The number of lines in the entries below holding the word "Regimen" is all that is needed here.

INPUT DATA:
=====

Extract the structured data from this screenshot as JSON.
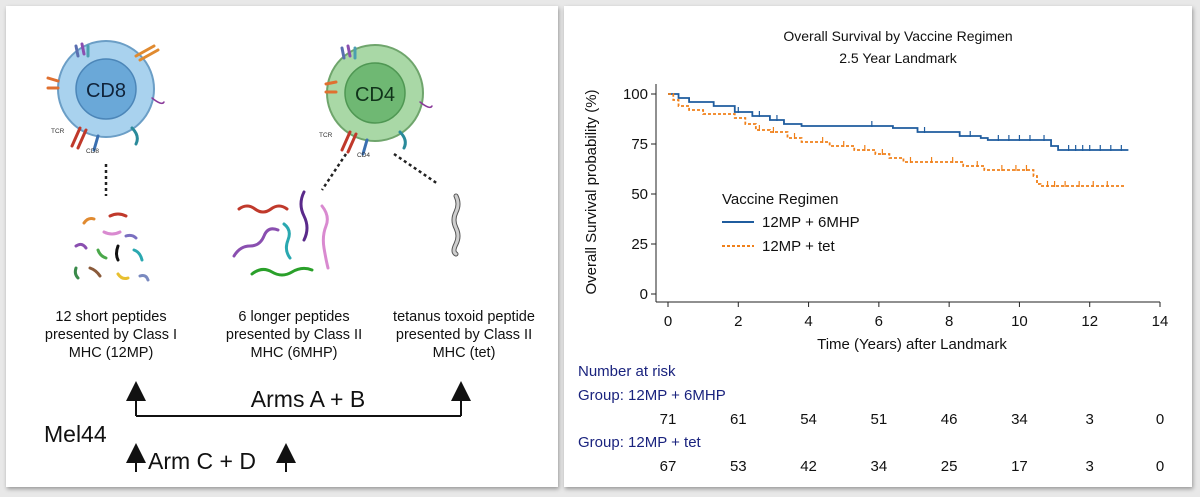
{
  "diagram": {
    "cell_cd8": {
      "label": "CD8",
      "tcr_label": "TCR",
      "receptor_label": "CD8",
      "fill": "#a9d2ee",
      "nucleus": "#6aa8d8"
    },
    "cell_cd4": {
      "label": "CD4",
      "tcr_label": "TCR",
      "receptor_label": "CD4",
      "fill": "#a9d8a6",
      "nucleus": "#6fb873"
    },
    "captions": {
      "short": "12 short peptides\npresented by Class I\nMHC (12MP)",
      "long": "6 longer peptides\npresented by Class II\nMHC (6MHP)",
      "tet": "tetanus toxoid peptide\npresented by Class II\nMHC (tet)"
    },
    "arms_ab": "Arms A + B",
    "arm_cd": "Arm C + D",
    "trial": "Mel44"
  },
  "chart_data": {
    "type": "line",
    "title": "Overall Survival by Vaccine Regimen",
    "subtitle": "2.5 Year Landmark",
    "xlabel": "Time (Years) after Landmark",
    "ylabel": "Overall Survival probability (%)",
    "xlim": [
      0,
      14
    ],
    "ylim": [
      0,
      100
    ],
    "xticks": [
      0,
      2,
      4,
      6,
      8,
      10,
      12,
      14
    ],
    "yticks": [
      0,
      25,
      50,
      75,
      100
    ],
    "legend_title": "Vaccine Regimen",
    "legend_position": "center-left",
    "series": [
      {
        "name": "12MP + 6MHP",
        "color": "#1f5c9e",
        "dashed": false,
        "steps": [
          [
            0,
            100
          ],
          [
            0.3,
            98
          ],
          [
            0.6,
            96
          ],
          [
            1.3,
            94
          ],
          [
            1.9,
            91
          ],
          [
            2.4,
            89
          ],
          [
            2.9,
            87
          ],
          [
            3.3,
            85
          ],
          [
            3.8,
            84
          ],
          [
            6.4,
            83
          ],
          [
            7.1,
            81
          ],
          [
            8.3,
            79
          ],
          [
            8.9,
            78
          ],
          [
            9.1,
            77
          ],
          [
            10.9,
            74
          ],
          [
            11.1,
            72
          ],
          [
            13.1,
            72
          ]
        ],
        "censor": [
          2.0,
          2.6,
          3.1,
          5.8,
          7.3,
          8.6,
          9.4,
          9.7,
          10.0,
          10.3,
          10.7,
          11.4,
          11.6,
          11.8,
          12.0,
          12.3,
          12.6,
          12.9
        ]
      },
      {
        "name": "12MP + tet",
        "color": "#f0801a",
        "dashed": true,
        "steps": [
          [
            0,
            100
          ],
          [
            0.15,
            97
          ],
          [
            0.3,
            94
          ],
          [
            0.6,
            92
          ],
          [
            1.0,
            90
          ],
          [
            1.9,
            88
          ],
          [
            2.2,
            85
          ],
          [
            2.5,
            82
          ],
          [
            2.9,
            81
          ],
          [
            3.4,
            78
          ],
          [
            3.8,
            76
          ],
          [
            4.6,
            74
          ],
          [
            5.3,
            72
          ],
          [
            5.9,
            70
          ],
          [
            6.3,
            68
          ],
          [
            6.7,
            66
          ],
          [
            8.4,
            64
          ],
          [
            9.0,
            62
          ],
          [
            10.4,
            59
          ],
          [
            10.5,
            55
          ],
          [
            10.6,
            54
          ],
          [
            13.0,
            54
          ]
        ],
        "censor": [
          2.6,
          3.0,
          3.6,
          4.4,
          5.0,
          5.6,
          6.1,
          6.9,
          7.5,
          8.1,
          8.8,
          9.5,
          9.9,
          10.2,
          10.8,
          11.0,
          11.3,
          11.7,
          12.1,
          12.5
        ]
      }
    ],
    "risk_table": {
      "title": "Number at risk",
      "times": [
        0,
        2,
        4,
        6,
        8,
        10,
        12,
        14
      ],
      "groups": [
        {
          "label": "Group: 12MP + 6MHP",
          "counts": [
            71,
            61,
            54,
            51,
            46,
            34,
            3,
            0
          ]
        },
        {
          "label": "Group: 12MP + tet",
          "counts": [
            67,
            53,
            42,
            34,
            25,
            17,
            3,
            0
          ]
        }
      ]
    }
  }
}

=====

ANSWER FOR THE TASK: 2